▶ **Your objective**
Please return the full listing below without altering anything.

• • • • • • •

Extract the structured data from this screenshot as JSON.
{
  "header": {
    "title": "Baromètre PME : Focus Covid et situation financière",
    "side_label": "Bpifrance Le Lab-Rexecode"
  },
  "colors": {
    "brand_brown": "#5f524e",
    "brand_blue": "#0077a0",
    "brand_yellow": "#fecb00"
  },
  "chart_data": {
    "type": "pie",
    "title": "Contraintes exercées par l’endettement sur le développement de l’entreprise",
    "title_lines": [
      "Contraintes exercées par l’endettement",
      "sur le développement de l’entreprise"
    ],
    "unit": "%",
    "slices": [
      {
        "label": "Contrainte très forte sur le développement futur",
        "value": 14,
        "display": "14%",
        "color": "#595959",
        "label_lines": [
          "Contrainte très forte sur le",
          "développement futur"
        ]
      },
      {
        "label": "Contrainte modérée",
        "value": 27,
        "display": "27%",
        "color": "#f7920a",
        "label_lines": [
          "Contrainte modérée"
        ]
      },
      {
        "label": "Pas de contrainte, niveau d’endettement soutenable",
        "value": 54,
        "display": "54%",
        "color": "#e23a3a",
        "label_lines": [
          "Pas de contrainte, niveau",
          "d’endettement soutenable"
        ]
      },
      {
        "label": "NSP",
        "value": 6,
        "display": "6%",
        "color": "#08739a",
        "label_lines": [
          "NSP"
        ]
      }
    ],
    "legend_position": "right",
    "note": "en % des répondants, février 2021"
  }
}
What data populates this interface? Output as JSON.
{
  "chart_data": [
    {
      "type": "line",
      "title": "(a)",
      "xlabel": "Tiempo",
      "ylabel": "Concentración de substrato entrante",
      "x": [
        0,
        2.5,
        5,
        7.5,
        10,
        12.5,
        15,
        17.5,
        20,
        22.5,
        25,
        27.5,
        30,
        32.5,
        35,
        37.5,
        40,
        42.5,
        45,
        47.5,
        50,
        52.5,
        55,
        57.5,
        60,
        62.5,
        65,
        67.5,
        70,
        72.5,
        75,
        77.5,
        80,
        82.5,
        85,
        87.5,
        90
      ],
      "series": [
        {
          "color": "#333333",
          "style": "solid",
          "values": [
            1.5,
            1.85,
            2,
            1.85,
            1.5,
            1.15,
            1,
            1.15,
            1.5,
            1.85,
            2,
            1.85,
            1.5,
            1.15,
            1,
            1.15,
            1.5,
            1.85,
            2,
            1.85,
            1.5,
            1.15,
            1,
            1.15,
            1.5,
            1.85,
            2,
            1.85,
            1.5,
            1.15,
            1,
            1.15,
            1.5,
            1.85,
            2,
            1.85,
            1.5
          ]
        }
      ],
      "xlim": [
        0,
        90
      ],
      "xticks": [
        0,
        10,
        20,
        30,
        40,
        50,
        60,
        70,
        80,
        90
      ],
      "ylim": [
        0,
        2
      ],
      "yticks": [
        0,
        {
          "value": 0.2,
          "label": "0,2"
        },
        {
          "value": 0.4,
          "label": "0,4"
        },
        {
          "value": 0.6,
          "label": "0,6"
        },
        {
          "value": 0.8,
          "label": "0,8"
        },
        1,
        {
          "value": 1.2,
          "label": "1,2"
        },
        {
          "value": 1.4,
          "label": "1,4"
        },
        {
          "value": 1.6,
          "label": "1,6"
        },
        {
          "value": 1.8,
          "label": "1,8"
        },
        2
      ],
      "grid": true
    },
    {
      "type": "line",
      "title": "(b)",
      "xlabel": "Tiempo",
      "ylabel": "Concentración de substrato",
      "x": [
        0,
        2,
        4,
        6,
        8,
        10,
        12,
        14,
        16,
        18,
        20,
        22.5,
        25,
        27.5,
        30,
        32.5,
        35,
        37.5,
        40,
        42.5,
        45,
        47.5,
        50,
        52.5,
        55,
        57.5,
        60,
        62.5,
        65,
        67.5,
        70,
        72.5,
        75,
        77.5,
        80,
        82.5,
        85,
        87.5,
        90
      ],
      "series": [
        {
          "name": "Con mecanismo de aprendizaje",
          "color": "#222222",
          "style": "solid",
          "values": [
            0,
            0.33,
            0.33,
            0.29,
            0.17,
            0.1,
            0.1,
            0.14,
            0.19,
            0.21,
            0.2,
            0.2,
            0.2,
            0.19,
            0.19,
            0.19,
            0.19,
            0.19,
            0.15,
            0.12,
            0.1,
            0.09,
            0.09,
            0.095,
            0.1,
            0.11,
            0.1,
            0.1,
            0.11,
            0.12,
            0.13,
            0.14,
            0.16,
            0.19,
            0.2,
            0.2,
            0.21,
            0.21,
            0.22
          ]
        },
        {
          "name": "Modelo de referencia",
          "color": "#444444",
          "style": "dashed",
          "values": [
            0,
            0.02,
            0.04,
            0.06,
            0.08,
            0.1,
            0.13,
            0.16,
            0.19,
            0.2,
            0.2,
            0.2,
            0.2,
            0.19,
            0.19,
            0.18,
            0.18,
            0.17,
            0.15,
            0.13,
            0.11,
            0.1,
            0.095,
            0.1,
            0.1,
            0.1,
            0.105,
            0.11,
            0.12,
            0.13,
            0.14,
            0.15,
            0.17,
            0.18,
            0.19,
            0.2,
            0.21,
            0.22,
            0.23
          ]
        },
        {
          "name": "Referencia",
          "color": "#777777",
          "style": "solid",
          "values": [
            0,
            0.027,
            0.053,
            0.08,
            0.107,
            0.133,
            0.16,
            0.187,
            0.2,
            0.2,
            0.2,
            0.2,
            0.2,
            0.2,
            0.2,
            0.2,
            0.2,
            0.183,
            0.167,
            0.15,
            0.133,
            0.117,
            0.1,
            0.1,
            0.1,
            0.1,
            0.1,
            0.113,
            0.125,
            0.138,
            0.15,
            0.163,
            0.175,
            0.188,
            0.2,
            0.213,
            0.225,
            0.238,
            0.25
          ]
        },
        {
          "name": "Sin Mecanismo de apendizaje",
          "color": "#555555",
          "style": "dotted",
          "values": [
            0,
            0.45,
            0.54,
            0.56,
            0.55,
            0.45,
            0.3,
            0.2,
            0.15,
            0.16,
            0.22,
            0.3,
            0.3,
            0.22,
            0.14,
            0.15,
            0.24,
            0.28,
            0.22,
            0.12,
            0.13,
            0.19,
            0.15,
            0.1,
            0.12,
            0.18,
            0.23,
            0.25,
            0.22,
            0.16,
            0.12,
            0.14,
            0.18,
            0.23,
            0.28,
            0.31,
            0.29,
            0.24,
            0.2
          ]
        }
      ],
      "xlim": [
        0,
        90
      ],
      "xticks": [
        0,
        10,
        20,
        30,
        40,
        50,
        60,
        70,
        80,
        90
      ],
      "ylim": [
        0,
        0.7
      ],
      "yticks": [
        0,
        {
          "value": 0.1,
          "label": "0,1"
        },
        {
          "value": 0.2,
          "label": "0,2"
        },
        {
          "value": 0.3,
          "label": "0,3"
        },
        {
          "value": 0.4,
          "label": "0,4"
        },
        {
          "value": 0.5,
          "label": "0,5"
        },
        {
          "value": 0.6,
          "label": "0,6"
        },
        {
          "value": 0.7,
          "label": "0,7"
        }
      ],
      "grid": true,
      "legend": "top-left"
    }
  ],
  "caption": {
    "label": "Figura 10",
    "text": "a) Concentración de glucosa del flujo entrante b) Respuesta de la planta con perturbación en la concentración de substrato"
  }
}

• • • • • • •

▶ **Task output**
Extract the structured data from this screenshot as JSON.
{
  "header": {
    "title": "Baromètre PME : Focus Covid et situation financière",
    "side_label": "Bpifrance Le Lab-Rexecode"
  },
  "colors": {
    "brand_brown": "#5f524e",
    "brand_blue": "#0077a0",
    "brand_yellow": "#fecb00"
  },
  "chart_data": {
    "type": "pie",
    "title": "Contraintes exercées par l’endettement sur le développement de l’entreprise",
    "title_lines": [
      "Contraintes exercées par l’endettement",
      "sur le développement de l’entreprise"
    ],
    "unit": "%",
    "slices": [
      {
        "label": "Contrainte très forte sur le développement futur",
        "value": 14,
        "display": "14%",
        "color": "#595959",
        "label_lines": [
          "Contrainte très forte sur le",
          "développement futur"
        ]
      },
      {
        "label": "Contrainte modérée",
        "value": 27,
        "display": "27%",
        "color": "#f7920a",
        "label_lines": [
          "Contrainte modérée"
        ]
      },
      {
        "label": "Pas de contrainte, niveau d’endettement soutenable",
        "value": 54,
        "display": "54%",
        "color": "#e23a3a",
        "label_lines": [
          "Pas de contrainte, niveau",
          "d’endettement soutenable"
        ]
      },
      {
        "label": "NSP",
        "value": 6,
        "display": "6%",
        "color": "#08739a",
        "label_lines": [
          "NSP"
        ]
      }
    ],
    "legend_position": "right",
    "note": "en % des répondants, février 2021"
  }
}
What data populates this interface? Output as JSON.
{
  "chart_data": [
    {
      "type": "line",
      "title": "(a)",
      "xlabel": "Tiempo",
      "ylabel": "Concentración de substrato entrante",
      "x": [
        0,
        2.5,
        5,
        7.5,
        10,
        12.5,
        15,
        17.5,
        20,
        22.5,
        25,
        27.5,
        30,
        32.5,
        35,
        37.5,
        40,
        42.5,
        45,
        47.5,
        50,
        52.5,
        55,
        57.5,
        60,
        62.5,
        65,
        67.5,
        70,
        72.5,
        75,
        77.5,
        80,
        82.5,
        85,
        87.5,
        90
      ],
      "series": [
        {
          "color": "#333333",
          "style": "solid",
          "values": [
            1.5,
            1.85,
            2,
            1.85,
            1.5,
            1.15,
            1,
            1.15,
            1.5,
            1.85,
            2,
            1.85,
            1.5,
            1.15,
            1,
            1.15,
            1.5,
            1.85,
            2,
            1.85,
            1.5,
            1.15,
            1,
            1.15,
            1.5,
            1.85,
            2,
            1.85,
            1.5,
            1.15,
            1,
            1.15,
            1.5,
            1.85,
            2,
            1.85,
            1.5
          ]
        }
      ],
      "xlim": [
        0,
        90
      ],
      "xticks": [
        0,
        10,
        20,
        30,
        40,
        50,
        60,
        70,
        80,
        90
      ],
      "ylim": [
        0,
        2
      ],
      "yticks": [
        0,
        {
          "value": 0.2,
          "label": "0,2"
        },
        {
          "value": 0.4,
          "label": "0,4"
        },
        {
          "value": 0.6,
          "label": "0,6"
        },
        {
          "value": 0.8,
          "label": "0,8"
        },
        1,
        {
          "value": 1.2,
          "label": "1,2"
        },
        {
          "value": 1.4,
          "label": "1,4"
        },
        {
          "value": 1.6,
          "label": "1,6"
        },
        {
          "value": 1.8,
          "label": "1,8"
        },
        2
      ],
      "grid": true
    },
    {
      "type": "line",
      "title": "(b)",
      "xlabel": "Tiempo",
      "ylabel": "Concentración de substrato",
      "x": [
        0,
        2,
        4,
        6,
        8,
        10,
        12,
        14,
        16,
        18,
        20,
        22.5,
        25,
        27.5,
        30,
        32.5,
        35,
        37.5,
        40,
        42.5,
        45,
        47.5,
        50,
        52.5,
        55,
        57.5,
        60,
        62.5,
        65,
        67.5,
        70,
        72.5,
        75,
        77.5,
        80,
        82.5,
        85,
        87.5,
        90
      ],
      "series": [
        {
          "name": "Con mecanismo de aprendizaje",
          "color": "#222222",
          "style": "solid",
          "values": [
            0,
            0.33,
            0.33,
            0.29,
            0.17,
            0.1,
            0.1,
            0.14,
            0.19,
            0.21,
            0.2,
            0.2,
            0.2,
            0.19,
            0.19,
            0.19,
            0.19,
            0.19,
            0.15,
            0.12,
            0.1,
            0.09,
            0.09,
            0.095,
            0.1,
            0.11,
            0.1,
            0.1,
            0.11,
            0.12,
            0.13,
            0.14,
            0.16,
            0.19,
            0.2,
            0.2,
            0.21,
            0.21,
            0.22
          ]
        },
        {
          "name": "Modelo de referencia",
          "color": "#444444",
          "style": "dashed",
          "values": [
            0,
            0.02,
            0.04,
            0.06,
            0.08,
            0.1,
            0.13,
            0.16,
            0.19,
            0.2,
            0.2,
            0.2,
            0.2,
            0.19,
            0.19,
            0.18,
            0.18,
            0.17,
            0.15,
            0.13,
            0.11,
            0.1,
            0.095,
            0.1,
            0.1,
            0.1,
            0.105,
            0.11,
            0.12,
            0.13,
            0.14,
            0.15,
            0.17,
            0.18,
            0.19,
            0.2,
            0.21,
            0.22,
            0.23
          ]
        },
        {
          "name": "Referencia",
          "color": "#777777",
          "style": "solid",
          "values": [
            0,
            0.027,
            0.053,
            0.08,
            0.107,
            0.133,
            0.16,
            0.187,
            0.2,
            0.2,
            0.2,
            0.2,
            0.2,
            0.2,
            0.2,
            0.2,
            0.2,
            0.183,
            0.167,
            0.15,
            0.133,
            0.117,
            0.1,
            0.1,
            0.1,
            0.1,
            0.1,
            0.113,
            0.125,
            0.138,
            0.15,
            0.163,
            0.175,
            0.188,
            0.2,
            0.213,
            0.225,
            0.238,
            0.25
          ]
        },
        {
          "name": "Sin Mecanismo de apendizaje",
          "color": "#555555",
          "style": "dotted",
          "values": [
            0,
            0.45,
            0.54,
            0.56,
            0.55,
            0.45,
            0.3,
            0.2,
            0.15,
            0.16,
            0.22,
            0.3,
            0.3,
            0.22,
            0.14,
            0.15,
            0.24,
            0.28,
            0.22,
            0.12,
            0.13,
            0.19,
            0.15,
            0.1,
            0.12,
            0.18,
            0.23,
            0.25,
            0.22,
            0.16,
            0.12,
            0.14,
            0.18,
            0.23,
            0.28,
            0.31,
            0.29,
            0.24,
            0.2
          ]
        }
      ],
      "xlim": [
        0,
        90
      ],
      "xticks": [
        0,
        10,
        20,
        30,
        40,
        50,
        60,
        70,
        80,
        90
      ],
      "ylim": [
        0,
        0.7
      ],
      "yticks": [
        0,
        {
          "value": 0.1,
          "label": "0,1"
        },
        {
          "value": 0.2,
          "label": "0,2"
        },
        {
          "value": 0.3,
          "label": "0,3"
        },
        {
          "value": 0.4,
          "label": "0,4"
        },
        {
          "value": 0.5,
          "label": "0,5"
        },
        {
          "value": 0.6,
          "label": "0,6"
        },
        {
          "value": 0.7,
          "label": "0,7"
        }
      ],
      "grid": true,
      "legend": "top-left"
    }
  ],
  "caption": {
    "label": "Figura 10",
    "text": "a) Concentración de glucosa del flujo entrante b) Respuesta de la planta con perturbación en la concentración de substrato"
  }
}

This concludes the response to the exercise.